Job
Find each line with the string "estimated" and report it.

Record excerpts
=======

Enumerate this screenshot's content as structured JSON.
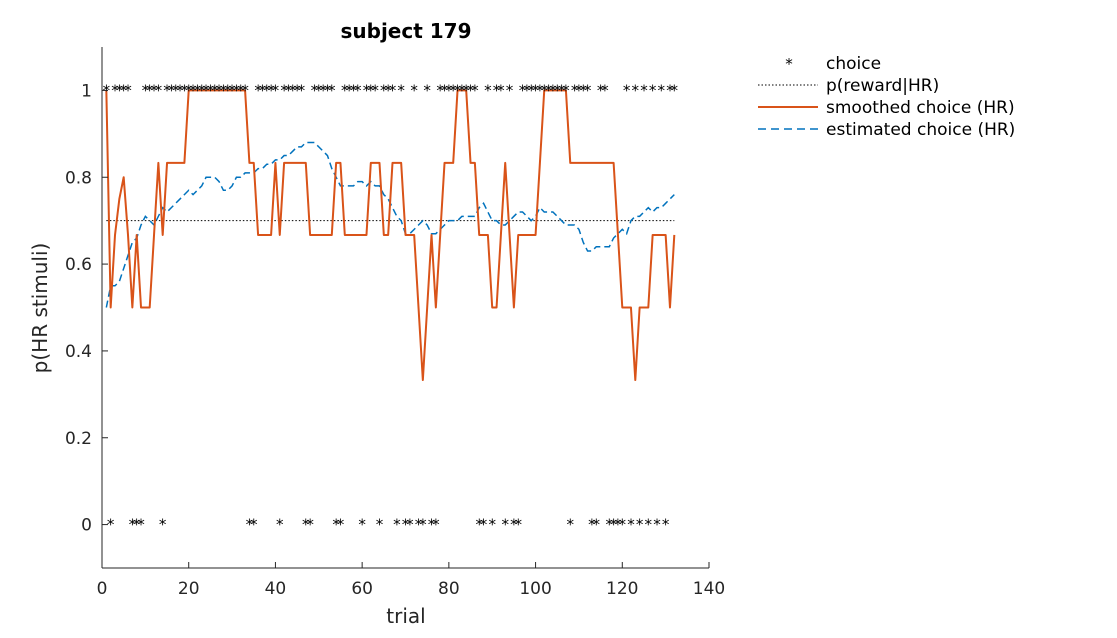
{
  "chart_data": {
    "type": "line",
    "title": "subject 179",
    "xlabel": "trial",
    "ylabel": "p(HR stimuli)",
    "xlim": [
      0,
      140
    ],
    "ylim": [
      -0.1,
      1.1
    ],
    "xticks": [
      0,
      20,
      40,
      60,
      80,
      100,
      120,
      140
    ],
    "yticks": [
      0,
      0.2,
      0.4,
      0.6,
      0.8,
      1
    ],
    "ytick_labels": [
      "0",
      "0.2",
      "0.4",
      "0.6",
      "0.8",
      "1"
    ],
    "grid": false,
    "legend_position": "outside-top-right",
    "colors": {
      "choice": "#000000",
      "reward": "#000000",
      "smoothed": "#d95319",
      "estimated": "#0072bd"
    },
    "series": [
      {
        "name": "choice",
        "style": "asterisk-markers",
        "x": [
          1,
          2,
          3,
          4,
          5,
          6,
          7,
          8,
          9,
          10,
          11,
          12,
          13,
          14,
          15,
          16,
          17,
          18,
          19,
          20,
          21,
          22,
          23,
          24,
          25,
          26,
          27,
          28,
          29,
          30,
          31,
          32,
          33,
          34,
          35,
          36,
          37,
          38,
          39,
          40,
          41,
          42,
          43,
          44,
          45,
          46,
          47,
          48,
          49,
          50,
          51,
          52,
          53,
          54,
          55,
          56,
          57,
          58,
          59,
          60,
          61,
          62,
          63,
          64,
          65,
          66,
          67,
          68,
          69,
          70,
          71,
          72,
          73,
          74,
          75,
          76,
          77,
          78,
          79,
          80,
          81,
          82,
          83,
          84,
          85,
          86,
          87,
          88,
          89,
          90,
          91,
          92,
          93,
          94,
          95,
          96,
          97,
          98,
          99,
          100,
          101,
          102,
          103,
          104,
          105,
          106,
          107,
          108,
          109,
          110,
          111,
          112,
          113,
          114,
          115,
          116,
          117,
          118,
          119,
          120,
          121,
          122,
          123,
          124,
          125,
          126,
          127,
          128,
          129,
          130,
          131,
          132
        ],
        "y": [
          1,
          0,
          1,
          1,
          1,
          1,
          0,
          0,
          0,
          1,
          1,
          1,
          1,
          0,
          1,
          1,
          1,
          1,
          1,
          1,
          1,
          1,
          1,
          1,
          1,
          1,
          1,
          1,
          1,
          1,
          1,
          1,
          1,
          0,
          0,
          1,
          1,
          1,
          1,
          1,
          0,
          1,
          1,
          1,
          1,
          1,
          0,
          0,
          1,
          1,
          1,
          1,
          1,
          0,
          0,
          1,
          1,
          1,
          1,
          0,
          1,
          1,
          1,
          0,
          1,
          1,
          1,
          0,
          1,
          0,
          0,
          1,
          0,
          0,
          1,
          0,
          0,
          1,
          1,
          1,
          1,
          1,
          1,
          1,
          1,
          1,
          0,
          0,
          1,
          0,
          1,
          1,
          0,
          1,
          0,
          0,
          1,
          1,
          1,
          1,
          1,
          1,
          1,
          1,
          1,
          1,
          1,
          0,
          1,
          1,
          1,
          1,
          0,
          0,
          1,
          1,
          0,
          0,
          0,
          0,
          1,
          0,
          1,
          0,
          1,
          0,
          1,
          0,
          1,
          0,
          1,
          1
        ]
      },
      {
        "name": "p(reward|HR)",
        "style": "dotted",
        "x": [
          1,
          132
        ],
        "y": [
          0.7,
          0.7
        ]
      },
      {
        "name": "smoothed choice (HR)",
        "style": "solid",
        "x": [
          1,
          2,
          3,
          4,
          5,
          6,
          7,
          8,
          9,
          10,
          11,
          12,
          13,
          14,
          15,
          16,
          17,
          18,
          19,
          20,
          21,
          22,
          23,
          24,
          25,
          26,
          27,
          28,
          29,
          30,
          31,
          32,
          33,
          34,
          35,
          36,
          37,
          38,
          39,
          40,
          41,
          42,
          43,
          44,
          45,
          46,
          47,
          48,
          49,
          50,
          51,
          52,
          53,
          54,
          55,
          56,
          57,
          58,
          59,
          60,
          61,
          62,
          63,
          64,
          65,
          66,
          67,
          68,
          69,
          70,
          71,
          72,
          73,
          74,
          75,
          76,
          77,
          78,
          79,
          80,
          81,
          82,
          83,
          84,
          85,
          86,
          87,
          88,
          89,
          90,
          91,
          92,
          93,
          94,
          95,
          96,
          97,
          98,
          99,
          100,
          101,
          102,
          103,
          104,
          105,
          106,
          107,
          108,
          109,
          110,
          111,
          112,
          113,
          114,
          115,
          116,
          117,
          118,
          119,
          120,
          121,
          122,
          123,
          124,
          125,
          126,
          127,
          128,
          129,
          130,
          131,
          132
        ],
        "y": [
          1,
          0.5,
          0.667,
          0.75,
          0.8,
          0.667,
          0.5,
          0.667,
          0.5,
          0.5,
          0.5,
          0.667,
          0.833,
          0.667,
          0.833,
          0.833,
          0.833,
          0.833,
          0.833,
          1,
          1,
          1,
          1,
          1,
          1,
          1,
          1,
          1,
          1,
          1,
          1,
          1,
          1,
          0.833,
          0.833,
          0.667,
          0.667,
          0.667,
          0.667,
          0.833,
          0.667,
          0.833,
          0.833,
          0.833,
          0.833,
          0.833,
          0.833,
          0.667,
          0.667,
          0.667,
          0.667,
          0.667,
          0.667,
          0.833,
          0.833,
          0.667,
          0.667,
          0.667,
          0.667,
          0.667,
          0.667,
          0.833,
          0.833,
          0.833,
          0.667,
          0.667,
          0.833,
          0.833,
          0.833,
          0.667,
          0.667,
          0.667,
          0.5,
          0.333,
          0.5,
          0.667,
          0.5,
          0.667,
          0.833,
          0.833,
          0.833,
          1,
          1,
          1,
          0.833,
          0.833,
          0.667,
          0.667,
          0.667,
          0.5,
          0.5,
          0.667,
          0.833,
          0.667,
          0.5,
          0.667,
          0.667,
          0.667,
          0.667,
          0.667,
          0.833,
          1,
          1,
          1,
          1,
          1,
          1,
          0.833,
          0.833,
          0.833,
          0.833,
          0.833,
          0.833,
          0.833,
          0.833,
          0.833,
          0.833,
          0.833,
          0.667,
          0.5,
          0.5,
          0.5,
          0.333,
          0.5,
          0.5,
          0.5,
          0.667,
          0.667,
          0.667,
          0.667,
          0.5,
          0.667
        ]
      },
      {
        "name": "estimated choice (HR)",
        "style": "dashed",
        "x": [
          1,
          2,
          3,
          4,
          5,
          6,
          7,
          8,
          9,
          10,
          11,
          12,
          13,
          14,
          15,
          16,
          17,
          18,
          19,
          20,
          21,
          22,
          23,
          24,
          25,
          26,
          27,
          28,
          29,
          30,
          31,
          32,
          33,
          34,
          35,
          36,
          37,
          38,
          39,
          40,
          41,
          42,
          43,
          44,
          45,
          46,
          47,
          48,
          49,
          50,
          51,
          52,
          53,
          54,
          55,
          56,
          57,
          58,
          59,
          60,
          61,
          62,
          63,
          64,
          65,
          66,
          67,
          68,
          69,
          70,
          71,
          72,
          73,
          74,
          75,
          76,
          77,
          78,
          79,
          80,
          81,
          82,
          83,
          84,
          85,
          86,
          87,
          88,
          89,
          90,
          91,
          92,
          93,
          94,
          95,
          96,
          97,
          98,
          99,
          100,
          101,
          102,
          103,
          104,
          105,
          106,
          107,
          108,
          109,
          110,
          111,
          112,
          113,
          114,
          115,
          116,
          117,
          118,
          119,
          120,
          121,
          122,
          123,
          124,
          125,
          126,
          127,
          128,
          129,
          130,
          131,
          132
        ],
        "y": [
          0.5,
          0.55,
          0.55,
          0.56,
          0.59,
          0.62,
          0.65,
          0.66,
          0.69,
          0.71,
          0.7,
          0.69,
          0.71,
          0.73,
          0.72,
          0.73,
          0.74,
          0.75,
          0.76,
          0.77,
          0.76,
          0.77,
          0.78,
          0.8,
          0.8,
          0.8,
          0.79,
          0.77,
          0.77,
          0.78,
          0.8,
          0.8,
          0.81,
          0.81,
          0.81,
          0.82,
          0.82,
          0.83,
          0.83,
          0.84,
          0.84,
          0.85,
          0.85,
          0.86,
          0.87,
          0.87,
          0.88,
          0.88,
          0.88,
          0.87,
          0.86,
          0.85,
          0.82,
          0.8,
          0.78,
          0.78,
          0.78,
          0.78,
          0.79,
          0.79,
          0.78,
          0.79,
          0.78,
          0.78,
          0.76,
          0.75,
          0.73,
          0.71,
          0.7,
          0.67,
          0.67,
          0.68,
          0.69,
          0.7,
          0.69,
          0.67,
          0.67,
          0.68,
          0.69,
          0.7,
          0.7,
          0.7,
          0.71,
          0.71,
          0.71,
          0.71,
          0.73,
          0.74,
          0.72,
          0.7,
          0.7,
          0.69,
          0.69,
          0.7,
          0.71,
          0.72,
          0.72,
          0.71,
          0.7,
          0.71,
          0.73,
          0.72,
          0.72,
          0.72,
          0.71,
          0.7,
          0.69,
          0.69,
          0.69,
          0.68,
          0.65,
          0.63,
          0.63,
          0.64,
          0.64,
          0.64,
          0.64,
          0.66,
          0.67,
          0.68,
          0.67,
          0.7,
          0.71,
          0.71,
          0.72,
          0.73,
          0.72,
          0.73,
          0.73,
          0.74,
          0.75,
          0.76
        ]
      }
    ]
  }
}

=======

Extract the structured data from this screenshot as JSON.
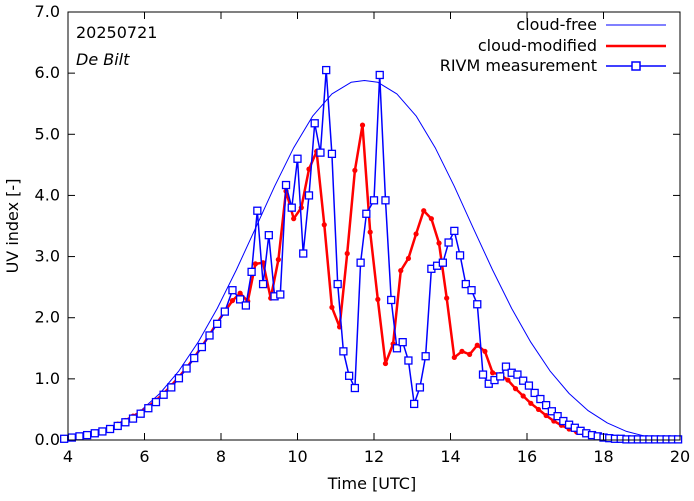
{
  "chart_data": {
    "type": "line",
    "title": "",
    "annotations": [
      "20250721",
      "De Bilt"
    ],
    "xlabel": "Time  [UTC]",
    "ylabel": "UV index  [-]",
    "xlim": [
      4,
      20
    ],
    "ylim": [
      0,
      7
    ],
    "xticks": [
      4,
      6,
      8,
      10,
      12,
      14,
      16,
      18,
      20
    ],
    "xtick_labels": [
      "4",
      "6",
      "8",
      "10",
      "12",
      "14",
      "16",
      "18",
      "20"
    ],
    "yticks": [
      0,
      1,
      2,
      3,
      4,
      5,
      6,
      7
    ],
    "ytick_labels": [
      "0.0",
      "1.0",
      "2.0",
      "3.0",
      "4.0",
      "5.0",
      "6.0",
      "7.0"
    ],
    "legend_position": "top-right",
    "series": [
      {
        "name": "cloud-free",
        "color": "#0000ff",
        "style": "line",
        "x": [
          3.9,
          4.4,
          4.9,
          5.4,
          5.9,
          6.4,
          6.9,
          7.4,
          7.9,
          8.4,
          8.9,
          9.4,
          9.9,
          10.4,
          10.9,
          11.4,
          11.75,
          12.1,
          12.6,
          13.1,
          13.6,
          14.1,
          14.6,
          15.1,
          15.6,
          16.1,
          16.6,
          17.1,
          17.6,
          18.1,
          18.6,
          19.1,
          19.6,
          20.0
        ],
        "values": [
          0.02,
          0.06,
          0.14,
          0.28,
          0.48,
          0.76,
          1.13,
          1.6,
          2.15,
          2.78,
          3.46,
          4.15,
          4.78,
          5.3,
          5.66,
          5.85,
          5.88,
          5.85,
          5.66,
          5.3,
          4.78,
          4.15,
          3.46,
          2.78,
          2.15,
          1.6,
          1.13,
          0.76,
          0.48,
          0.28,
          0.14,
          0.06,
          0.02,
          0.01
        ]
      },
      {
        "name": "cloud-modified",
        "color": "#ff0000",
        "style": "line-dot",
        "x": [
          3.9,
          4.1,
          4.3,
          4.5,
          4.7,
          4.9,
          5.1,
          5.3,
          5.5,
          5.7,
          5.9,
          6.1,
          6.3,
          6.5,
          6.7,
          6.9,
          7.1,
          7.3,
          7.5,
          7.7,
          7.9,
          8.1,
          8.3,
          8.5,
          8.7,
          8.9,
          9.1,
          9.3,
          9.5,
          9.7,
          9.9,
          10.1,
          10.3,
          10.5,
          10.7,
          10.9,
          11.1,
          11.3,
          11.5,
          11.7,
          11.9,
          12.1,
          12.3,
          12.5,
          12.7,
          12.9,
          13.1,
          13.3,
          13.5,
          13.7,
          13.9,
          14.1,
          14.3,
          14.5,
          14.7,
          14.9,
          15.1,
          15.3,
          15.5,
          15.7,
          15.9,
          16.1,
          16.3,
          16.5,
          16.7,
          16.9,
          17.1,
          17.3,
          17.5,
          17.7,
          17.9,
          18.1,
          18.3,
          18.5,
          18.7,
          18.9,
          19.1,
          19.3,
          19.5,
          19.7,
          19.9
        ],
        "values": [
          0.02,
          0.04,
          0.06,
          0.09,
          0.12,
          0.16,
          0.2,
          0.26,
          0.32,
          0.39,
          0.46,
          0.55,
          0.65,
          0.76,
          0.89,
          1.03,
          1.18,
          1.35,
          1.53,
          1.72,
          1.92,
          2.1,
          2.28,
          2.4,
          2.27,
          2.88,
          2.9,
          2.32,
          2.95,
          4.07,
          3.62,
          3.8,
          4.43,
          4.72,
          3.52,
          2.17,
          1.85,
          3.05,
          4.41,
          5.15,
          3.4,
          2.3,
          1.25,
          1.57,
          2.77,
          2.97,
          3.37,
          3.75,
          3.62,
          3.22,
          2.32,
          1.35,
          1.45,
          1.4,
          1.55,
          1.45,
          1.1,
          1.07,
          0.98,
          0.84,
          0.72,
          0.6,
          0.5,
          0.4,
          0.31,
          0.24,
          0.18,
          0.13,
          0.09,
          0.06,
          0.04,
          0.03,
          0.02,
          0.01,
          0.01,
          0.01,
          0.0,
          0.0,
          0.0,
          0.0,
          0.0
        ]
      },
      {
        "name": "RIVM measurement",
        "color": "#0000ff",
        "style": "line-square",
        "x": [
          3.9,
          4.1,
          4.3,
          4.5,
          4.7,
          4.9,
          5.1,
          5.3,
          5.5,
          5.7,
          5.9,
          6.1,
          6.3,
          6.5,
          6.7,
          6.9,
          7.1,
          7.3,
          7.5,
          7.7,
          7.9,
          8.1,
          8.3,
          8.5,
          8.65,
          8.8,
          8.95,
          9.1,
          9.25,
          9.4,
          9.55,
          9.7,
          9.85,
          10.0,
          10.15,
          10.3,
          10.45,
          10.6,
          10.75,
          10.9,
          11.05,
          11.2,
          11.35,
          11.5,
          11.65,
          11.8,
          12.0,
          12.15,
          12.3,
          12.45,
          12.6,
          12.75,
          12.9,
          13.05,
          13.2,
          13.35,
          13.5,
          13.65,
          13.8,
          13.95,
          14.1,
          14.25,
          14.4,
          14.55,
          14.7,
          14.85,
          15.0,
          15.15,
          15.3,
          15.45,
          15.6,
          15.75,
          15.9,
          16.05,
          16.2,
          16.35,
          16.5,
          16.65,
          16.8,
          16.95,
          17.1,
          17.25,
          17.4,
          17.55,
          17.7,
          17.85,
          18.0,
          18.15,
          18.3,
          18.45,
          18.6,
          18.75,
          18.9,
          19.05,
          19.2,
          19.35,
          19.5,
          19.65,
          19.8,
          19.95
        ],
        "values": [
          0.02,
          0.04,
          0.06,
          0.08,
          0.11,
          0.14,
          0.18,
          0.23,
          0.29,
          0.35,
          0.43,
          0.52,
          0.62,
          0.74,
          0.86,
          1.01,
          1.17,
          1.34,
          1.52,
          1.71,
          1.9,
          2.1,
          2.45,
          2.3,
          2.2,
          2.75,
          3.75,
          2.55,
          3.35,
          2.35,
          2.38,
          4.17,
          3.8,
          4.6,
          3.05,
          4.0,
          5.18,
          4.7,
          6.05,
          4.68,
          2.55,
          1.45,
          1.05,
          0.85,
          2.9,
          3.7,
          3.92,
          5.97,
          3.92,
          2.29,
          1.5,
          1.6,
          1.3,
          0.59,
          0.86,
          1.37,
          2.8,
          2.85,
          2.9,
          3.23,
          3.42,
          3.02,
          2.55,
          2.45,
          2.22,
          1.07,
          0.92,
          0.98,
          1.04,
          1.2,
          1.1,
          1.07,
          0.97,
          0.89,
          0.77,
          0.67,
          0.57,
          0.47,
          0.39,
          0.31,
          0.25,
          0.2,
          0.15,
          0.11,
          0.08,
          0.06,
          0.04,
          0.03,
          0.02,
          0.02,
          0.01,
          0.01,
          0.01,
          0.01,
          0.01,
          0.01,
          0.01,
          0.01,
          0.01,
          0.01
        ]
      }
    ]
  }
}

=======

Exercise solution
      "estimated": "#0072bd"
        "name": "estimated choice (HR)",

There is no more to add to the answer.